WHAT YOU HAVE TO DO
Transcribe all of the material below word for word and leave out its pictures.
########
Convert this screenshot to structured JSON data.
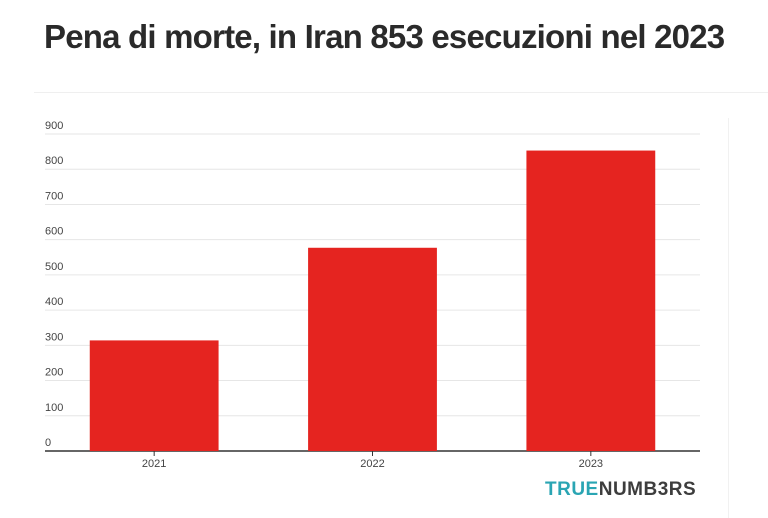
{
  "title": "Pena di morte, in Iran 853 esecuzioni nel 2023",
  "brand": {
    "part1": "TRUE",
    "part2": "NUMB3RS"
  },
  "colors": {
    "bar": "#e52420",
    "grid": "#e6e6e6",
    "axis": "#333333",
    "brand_accent": "#2aa5b3",
    "brand_dark": "#3d3d3d"
  },
  "chart_data": {
    "type": "bar",
    "categories": [
      "2021",
      "2022",
      "2023"
    ],
    "values": [
      314,
      577,
      853
    ],
    "yticks": [
      0,
      100,
      200,
      300,
      400,
      500,
      600,
      700,
      800,
      900
    ],
    "ylim": [
      0,
      900
    ],
    "grid": true,
    "legend": "none"
  }
}
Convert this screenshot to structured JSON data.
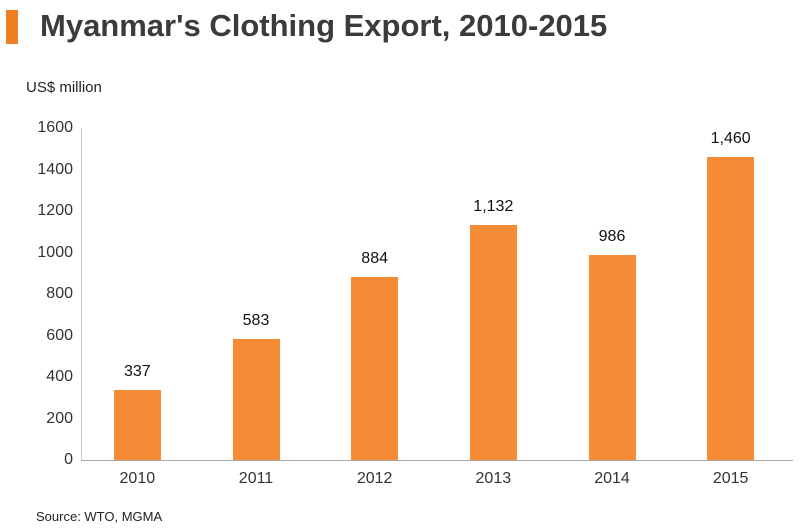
########
SOLUTION FOR THIS TASK
Convert this screenshot to structured JSON data.
{
  "title": "Pena di morte, in Iran 853 esecuzioni nel 2023",
  "brand": {
    "part1": "TRUE",
    "part2": "NUMB3RS"
  },
  "colors": {
    "bar": "#e52420",
    "grid": "#e6e6e6",
    "axis": "#333333",
    "brand_accent": "#2aa5b3",
    "brand_dark": "#3d3d3d"
  },
  "chart_data": {
    "type": "bar",
    "categories": [
      "2021",
      "2022",
      "2023"
    ],
    "values": [
      314,
      577,
      853
    ],
    "yticks": [
      0,
      100,
      200,
      300,
      400,
      500,
      600,
      700,
      800,
      900
    ],
    "ylim": [
      0,
      900
    ],
    "grid": true,
    "legend": "none"
  }
}
Convert this screenshot to structured JSON data.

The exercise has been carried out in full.